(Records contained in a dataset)
.....

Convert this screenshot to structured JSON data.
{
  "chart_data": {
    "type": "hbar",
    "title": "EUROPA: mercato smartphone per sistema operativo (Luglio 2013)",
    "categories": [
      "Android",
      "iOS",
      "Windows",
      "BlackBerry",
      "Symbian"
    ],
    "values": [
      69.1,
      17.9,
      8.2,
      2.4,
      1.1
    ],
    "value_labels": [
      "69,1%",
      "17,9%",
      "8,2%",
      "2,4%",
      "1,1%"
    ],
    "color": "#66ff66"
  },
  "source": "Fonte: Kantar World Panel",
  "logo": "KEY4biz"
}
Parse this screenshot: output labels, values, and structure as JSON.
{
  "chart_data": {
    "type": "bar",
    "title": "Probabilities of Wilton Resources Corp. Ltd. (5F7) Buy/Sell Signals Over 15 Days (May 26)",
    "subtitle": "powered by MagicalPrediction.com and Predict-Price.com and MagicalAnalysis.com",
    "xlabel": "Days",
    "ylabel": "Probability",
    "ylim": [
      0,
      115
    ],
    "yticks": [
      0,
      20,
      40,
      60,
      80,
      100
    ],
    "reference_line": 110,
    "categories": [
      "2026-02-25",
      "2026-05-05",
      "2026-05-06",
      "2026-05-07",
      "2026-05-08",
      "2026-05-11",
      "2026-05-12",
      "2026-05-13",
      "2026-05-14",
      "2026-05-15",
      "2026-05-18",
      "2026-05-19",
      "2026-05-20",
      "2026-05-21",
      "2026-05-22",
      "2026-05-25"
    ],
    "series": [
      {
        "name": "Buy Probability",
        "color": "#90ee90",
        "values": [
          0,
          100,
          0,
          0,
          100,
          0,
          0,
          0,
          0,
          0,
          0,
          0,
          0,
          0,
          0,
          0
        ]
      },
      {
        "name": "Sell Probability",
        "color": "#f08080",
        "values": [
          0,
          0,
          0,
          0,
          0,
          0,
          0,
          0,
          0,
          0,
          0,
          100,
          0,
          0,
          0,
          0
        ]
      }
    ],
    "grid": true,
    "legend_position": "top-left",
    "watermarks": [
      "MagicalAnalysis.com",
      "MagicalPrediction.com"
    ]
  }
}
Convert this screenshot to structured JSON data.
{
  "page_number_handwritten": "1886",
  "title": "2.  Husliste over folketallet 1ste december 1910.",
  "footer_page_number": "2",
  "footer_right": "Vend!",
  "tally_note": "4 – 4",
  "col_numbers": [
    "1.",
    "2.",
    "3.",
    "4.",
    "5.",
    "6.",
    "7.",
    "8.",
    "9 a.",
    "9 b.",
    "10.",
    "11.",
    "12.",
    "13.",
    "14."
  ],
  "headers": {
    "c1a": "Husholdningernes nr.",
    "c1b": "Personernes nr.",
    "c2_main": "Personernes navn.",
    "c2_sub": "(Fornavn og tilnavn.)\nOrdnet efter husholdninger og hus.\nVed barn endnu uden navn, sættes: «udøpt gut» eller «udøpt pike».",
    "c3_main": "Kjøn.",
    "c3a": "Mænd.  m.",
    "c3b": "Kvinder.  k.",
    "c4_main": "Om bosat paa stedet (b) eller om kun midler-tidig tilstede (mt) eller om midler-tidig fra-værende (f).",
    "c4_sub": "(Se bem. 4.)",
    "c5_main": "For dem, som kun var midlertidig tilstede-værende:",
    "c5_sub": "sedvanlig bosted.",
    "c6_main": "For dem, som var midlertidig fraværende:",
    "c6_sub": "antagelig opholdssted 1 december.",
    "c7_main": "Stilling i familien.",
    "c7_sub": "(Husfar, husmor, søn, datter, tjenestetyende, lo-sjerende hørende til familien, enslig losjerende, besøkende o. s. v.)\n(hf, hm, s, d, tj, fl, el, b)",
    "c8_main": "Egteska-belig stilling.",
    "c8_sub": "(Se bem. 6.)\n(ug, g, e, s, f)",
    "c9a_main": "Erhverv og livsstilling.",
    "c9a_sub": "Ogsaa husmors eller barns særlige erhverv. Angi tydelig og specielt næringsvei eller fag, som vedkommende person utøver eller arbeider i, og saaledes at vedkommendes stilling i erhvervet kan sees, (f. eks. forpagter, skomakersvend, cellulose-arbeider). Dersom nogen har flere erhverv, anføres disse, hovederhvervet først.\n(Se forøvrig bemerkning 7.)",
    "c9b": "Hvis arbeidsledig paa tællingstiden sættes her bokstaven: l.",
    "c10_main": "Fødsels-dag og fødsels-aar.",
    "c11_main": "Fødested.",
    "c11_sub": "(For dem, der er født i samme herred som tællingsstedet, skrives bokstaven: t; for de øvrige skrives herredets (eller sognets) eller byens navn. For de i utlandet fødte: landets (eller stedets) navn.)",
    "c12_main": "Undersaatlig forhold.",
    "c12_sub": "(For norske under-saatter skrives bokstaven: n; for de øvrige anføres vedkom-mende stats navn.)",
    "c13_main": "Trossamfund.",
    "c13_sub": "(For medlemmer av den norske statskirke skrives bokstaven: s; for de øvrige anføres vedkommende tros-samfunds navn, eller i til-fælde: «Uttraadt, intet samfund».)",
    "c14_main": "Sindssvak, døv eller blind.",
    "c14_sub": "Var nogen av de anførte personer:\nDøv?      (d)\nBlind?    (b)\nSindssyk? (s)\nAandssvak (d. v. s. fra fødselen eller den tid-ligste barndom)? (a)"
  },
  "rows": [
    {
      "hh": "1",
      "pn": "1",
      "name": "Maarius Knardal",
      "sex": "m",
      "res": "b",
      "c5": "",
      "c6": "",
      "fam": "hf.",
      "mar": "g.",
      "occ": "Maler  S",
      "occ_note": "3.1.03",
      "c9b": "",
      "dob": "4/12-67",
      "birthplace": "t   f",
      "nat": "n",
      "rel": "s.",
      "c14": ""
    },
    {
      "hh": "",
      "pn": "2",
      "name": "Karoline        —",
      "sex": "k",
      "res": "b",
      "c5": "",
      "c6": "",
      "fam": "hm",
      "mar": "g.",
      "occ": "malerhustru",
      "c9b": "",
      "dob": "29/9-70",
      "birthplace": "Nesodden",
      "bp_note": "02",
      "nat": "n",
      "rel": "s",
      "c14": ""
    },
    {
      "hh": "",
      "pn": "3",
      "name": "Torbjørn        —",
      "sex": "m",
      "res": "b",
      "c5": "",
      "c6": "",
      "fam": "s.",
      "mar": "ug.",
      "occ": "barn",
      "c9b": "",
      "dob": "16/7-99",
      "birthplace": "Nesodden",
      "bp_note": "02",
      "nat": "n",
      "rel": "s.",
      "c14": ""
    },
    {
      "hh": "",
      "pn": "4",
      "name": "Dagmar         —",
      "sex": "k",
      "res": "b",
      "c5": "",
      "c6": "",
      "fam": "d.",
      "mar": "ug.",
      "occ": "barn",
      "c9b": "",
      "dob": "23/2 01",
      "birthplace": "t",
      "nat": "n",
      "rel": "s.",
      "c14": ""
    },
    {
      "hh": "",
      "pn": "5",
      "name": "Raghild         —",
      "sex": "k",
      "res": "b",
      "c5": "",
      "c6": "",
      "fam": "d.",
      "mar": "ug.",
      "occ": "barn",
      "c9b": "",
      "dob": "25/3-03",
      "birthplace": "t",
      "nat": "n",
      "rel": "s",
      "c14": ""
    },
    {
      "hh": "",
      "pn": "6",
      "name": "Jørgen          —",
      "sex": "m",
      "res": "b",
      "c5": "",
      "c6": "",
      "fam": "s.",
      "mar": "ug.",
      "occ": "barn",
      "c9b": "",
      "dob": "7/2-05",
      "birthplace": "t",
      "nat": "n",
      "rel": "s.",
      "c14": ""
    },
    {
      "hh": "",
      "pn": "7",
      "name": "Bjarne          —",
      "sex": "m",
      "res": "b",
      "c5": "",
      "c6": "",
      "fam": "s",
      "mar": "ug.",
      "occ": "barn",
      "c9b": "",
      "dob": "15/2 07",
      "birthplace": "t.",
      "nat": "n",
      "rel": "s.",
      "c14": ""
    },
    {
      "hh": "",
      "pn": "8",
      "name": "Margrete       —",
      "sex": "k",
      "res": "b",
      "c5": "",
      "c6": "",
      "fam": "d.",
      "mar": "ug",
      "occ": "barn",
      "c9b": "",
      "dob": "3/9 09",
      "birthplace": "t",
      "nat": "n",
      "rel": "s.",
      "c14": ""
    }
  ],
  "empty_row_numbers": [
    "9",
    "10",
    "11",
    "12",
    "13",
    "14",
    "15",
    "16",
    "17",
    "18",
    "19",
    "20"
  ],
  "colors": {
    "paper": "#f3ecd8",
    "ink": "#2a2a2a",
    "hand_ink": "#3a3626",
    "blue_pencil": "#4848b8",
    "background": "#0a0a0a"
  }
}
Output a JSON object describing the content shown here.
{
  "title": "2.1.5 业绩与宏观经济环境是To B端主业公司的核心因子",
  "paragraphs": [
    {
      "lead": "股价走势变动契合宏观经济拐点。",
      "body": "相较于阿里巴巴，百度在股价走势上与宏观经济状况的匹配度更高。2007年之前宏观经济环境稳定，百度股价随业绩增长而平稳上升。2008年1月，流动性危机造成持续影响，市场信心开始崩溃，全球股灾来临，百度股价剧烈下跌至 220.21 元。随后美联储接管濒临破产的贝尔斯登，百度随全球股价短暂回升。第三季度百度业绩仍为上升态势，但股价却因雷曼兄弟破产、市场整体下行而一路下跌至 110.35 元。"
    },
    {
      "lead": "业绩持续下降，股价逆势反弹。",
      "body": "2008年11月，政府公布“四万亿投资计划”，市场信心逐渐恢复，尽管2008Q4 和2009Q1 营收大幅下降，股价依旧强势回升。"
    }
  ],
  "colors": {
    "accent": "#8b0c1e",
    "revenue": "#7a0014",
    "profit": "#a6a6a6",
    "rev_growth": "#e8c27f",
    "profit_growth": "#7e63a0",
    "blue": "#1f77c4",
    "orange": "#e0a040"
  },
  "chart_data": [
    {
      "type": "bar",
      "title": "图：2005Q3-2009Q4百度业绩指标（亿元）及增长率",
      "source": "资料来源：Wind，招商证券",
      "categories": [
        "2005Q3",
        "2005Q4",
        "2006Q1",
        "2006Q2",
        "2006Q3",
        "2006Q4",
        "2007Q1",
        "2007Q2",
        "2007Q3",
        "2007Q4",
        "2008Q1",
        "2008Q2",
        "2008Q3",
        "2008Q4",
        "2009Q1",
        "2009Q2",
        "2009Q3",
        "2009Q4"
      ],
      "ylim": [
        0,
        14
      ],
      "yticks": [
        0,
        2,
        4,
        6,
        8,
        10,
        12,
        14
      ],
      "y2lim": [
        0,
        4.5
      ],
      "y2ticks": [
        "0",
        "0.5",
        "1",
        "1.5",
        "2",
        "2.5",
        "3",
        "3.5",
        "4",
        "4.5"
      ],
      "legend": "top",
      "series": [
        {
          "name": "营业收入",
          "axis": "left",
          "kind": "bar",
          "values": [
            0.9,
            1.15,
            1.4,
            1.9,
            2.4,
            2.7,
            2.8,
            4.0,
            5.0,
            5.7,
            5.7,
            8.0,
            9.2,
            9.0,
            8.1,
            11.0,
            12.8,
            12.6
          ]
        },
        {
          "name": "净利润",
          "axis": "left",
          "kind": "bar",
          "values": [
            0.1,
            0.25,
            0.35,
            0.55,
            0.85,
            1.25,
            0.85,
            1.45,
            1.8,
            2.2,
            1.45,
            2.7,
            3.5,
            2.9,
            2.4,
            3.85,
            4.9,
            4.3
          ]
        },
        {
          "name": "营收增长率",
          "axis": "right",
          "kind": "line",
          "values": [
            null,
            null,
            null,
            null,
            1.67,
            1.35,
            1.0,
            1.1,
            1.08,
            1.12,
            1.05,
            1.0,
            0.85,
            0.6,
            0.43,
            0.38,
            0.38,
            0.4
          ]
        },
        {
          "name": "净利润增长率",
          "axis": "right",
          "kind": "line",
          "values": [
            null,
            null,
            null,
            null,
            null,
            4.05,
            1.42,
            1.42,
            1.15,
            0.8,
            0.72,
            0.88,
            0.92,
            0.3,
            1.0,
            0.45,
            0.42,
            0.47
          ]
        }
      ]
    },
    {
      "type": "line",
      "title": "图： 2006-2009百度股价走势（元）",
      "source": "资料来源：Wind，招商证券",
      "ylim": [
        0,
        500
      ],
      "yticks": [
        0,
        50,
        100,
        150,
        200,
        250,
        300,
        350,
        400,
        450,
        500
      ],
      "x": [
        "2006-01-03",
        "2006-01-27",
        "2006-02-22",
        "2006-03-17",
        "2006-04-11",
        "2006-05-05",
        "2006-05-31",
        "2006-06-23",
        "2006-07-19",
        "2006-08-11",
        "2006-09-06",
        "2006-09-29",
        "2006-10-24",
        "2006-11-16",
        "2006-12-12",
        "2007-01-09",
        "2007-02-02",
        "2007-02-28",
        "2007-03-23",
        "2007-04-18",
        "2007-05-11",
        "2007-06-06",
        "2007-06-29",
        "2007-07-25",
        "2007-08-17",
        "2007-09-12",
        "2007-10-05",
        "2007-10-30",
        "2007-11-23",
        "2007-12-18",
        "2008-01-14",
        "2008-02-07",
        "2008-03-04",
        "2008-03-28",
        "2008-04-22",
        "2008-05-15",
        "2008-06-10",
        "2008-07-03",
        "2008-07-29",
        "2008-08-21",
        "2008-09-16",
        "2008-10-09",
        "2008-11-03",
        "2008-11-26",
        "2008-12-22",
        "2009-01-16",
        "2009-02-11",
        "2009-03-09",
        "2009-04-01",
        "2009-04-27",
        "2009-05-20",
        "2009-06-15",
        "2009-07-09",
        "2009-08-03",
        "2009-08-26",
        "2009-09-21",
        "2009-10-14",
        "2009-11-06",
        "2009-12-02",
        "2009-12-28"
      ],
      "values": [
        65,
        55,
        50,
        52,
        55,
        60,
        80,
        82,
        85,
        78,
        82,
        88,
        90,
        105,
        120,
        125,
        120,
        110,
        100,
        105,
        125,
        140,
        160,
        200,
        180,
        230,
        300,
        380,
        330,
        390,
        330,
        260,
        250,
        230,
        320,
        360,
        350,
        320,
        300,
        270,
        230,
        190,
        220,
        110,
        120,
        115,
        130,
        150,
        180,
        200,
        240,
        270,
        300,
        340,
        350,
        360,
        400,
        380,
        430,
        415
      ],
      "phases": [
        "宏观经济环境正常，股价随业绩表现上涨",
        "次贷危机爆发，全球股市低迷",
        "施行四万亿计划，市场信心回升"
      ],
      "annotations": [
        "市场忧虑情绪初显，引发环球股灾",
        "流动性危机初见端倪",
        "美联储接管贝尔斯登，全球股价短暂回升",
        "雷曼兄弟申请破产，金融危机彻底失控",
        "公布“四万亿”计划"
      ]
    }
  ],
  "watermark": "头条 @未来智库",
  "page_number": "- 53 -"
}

.....

TASK GOAL >>
Check every line of the records above for the string "skrives" and say how many contain it, giving the number alone.

OUTPUT OF THE TASK >>
3